# Exercise inputs
## begin
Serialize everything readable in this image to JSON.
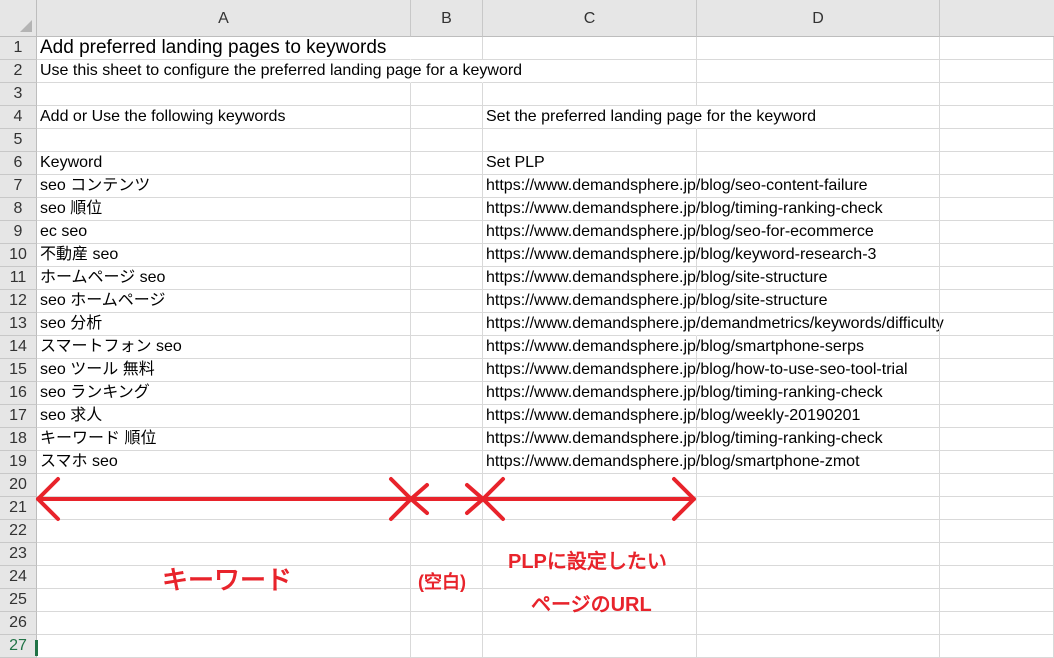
{
  "columns": [
    "A",
    "B",
    "C",
    "D"
  ],
  "rows": [
    {
      "num": "1",
      "a": "Add preferred landing pages to keywords",
      "c": ""
    },
    {
      "num": "2",
      "a": "Use this sheet to configure the preferred landing page for a keyword",
      "c": ""
    },
    {
      "num": "3",
      "a": "",
      "c": ""
    },
    {
      "num": "4",
      "a": "Add or Use the following keywords",
      "c": "Set the preferred landing page for the keyword"
    },
    {
      "num": "5",
      "a": "",
      "c": ""
    },
    {
      "num": "6",
      "a": "Keyword",
      "c": "Set PLP"
    },
    {
      "num": "7",
      "a": "seo コンテンツ",
      "c": "https://www.demandsphere.jp/blog/seo-content-failure"
    },
    {
      "num": "8",
      "a": "seo 順位",
      "c": "https://www.demandsphere.jp/blog/timing-ranking-check"
    },
    {
      "num": "9",
      "a": "ec seo",
      "c": "https://www.demandsphere.jp/blog/seo-for-ecommerce"
    },
    {
      "num": "10",
      "a": "不動産 seo",
      "c": "https://www.demandsphere.jp/blog/keyword-research-3"
    },
    {
      "num": "11",
      "a": "ホームページ seo",
      "c": "https://www.demandsphere.jp/blog/site-structure"
    },
    {
      "num": "12",
      "a": "seo ホームページ",
      "c": "https://www.demandsphere.jp/blog/site-structure"
    },
    {
      "num": "13",
      "a": "seo 分析",
      "c": "https://www.demandsphere.jp/demandmetrics/keywords/difficulty"
    },
    {
      "num": "14",
      "a": "スマートフォン seo",
      "c": "https://www.demandsphere.jp/blog/smartphone-serps"
    },
    {
      "num": "15",
      "a": "seo ツール 無料",
      "c": "https://www.demandsphere.jp/blog/how-to-use-seo-tool-trial"
    },
    {
      "num": "16",
      "a": "seo ランキング",
      "c": "https://www.demandsphere.jp/blog/timing-ranking-check"
    },
    {
      "num": "17",
      "a": "seo 求人",
      "c": "https://www.demandsphere.jp/blog/weekly-20190201"
    },
    {
      "num": "18",
      "a": "キーワード 順位",
      "c": "https://www.demandsphere.jp/blog/timing-ranking-check"
    },
    {
      "num": "19",
      "a": "スマホ seo",
      "c": "https://www.demandsphere.jp/blog/smartphone-zmot"
    },
    {
      "num": "20",
      "a": "",
      "c": ""
    },
    {
      "num": "21",
      "a": "",
      "c": ""
    },
    {
      "num": "22",
      "a": "",
      "c": ""
    },
    {
      "num": "23",
      "a": "",
      "c": ""
    },
    {
      "num": "24",
      "a": "",
      "c": ""
    },
    {
      "num": "25",
      "a": "",
      "c": ""
    },
    {
      "num": "26",
      "a": "",
      "c": ""
    },
    {
      "num": "27",
      "a": "",
      "c": ""
    }
  ],
  "annotations": {
    "keyword_label": "キーワード",
    "blank_label": "(空白)",
    "plp_label_line1": "PLPに設定したい",
    "plp_label_line2": "ページのURL",
    "color": "#e8232b"
  }
}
## end
# To do
Skip the pictures, then retype every line above exactly.

# The result
Serialize everything readable in this image to JSON.
{
  "columns": [
    "A",
    "B",
    "C",
    "D"
  ],
  "rows": [
    {
      "num": "1",
      "a": "Add preferred landing pages to keywords",
      "c": ""
    },
    {
      "num": "2",
      "a": "Use this sheet to configure the preferred landing page for a keyword",
      "c": ""
    },
    {
      "num": "3",
      "a": "",
      "c": ""
    },
    {
      "num": "4",
      "a": "Add or Use the following keywords",
      "c": "Set the preferred landing page for the keyword"
    },
    {
      "num": "5",
      "a": "",
      "c": ""
    },
    {
      "num": "6",
      "a": "Keyword",
      "c": "Set PLP"
    },
    {
      "num": "7",
      "a": "seo コンテンツ",
      "c": "https://www.demandsphere.jp/blog/seo-content-failure"
    },
    {
      "num": "8",
      "a": "seo 順位",
      "c": "https://www.demandsphere.jp/blog/timing-ranking-check"
    },
    {
      "num": "9",
      "a": "ec seo",
      "c": "https://www.demandsphere.jp/blog/seo-for-ecommerce"
    },
    {
      "num": "10",
      "a": "不動産 seo",
      "c": "https://www.demandsphere.jp/blog/keyword-research-3"
    },
    {
      "num": "11",
      "a": "ホームページ seo",
      "c": "https://www.demandsphere.jp/blog/site-structure"
    },
    {
      "num": "12",
      "a": "seo ホームページ",
      "c": "https://www.demandsphere.jp/blog/site-structure"
    },
    {
      "num": "13",
      "a": "seo 分析",
      "c": "https://www.demandsphere.jp/demandmetrics/keywords/difficulty"
    },
    {
      "num": "14",
      "a": "スマートフォン seo",
      "c": "https://www.demandsphere.jp/blog/smartphone-serps"
    },
    {
      "num": "15",
      "a": "seo ツール 無料",
      "c": "https://www.demandsphere.jp/blog/how-to-use-seo-tool-trial"
    },
    {
      "num": "16",
      "a": "seo ランキング",
      "c": "https://www.demandsphere.jp/blog/timing-ranking-check"
    },
    {
      "num": "17",
      "a": "seo 求人",
      "c": "https://www.demandsphere.jp/blog/weekly-20190201"
    },
    {
      "num": "18",
      "a": "キーワード 順位",
      "c": "https://www.demandsphere.jp/blog/timing-ranking-check"
    },
    {
      "num": "19",
      "a": "スマホ seo",
      "c": "https://www.demandsphere.jp/blog/smartphone-zmot"
    },
    {
      "num": "20",
      "a": "",
      "c": ""
    },
    {
      "num": "21",
      "a": "",
      "c": ""
    },
    {
      "num": "22",
      "a": "",
      "c": ""
    },
    {
      "num": "23",
      "a": "",
      "c": ""
    },
    {
      "num": "24",
      "a": "",
      "c": ""
    },
    {
      "num": "25",
      "a": "",
      "c": ""
    },
    {
      "num": "26",
      "a": "",
      "c": ""
    },
    {
      "num": "27",
      "a": "",
      "c": ""
    }
  ],
  "annotations": {
    "keyword_label": "キーワード",
    "blank_label": "(空白)",
    "plp_label_line1": "PLPに設定したい",
    "plp_label_line2": "ページのURL",
    "color": "#e8232b"
  }
}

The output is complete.